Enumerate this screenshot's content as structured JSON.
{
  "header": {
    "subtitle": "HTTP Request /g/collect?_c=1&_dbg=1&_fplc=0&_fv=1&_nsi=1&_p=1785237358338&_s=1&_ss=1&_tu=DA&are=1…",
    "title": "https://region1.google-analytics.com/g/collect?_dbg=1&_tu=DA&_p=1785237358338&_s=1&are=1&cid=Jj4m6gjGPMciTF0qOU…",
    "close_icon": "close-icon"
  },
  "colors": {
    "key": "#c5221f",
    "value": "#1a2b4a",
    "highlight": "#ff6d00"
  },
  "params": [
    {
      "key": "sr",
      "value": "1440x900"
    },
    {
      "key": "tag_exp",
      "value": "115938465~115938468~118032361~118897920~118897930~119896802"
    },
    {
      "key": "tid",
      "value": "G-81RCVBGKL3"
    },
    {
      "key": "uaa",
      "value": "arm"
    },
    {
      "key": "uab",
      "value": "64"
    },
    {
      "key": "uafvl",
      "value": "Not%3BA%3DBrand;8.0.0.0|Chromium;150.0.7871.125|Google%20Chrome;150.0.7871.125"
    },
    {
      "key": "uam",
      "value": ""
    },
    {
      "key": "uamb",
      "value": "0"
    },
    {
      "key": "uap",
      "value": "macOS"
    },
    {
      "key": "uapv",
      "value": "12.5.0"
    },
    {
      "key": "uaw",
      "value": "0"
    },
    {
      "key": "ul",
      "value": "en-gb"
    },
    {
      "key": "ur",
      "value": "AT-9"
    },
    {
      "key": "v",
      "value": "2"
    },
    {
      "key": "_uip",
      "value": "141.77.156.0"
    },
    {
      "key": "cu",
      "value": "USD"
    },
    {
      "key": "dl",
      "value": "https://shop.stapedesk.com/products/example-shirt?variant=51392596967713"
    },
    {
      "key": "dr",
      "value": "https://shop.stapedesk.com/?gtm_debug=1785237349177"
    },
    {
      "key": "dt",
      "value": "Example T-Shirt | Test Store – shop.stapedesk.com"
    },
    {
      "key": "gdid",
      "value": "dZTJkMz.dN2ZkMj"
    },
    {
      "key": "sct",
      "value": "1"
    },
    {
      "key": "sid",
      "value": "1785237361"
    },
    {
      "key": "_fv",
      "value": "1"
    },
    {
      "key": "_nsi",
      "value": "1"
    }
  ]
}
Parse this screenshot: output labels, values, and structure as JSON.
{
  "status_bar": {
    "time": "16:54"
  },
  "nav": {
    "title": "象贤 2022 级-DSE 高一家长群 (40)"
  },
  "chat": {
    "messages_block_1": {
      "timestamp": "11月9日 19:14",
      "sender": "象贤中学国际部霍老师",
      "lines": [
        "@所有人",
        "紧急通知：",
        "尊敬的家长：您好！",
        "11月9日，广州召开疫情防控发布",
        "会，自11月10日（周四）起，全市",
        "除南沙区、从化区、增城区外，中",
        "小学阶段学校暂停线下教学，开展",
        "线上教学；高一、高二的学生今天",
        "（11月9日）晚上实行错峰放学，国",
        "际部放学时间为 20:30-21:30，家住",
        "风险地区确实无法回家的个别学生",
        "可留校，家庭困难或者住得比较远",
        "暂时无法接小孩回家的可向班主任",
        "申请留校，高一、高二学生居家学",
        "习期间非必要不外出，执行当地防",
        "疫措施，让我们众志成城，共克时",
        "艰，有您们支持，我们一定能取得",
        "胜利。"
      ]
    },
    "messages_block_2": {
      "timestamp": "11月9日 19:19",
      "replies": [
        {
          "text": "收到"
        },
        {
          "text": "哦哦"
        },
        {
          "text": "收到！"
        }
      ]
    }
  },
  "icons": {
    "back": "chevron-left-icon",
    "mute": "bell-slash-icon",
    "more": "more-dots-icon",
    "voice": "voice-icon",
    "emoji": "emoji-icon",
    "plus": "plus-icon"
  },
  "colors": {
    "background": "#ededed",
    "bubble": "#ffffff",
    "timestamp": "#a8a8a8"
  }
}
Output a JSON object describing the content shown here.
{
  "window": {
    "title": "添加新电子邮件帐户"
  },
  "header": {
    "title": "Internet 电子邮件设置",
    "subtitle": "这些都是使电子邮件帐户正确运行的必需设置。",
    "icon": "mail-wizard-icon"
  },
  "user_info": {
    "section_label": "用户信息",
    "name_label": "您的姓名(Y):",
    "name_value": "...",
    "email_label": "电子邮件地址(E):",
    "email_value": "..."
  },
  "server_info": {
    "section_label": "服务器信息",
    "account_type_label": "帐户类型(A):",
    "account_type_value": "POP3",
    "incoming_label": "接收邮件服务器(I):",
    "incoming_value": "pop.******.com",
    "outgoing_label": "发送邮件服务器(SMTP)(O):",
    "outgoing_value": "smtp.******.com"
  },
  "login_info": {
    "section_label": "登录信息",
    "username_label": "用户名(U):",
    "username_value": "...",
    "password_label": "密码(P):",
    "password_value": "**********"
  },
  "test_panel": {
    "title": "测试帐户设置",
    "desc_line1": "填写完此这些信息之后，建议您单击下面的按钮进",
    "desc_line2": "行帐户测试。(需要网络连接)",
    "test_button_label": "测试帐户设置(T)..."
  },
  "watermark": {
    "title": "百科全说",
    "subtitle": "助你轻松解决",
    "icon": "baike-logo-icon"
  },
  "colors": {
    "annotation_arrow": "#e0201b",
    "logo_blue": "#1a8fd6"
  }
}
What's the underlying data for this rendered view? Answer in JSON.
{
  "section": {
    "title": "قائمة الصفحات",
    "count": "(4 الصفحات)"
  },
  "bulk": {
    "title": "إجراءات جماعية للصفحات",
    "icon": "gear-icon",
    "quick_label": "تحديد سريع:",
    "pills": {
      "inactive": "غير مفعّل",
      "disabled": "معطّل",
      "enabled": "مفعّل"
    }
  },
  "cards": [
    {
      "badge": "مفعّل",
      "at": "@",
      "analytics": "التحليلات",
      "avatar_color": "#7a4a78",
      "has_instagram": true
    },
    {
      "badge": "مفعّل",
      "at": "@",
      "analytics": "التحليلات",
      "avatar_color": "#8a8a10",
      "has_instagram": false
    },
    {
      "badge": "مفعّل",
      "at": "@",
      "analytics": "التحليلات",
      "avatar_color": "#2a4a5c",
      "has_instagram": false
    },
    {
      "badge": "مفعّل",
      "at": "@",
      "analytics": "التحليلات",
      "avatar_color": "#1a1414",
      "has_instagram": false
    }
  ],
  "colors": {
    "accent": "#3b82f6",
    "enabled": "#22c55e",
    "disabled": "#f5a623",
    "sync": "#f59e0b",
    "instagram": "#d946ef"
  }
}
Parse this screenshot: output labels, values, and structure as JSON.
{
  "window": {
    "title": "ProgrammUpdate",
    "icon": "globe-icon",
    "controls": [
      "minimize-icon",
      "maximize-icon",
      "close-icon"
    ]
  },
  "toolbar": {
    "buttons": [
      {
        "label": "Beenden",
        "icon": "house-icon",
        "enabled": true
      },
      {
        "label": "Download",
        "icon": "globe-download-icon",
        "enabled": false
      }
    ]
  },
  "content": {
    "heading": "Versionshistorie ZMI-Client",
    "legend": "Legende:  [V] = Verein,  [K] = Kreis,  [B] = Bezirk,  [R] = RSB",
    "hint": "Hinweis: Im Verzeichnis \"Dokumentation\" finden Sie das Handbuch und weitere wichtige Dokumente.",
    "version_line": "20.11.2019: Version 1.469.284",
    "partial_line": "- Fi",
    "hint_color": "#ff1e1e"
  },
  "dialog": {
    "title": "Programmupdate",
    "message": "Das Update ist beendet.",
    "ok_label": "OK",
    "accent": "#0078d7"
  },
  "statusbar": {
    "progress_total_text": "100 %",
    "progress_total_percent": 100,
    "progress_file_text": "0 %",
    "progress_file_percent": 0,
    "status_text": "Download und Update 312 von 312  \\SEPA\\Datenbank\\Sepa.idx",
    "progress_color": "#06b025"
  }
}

WHAT THE TASK REQUIRES: Among the lines of the data above, determine how many contain the word "content". Report the number alone.

COMPLETE ANSWER: 3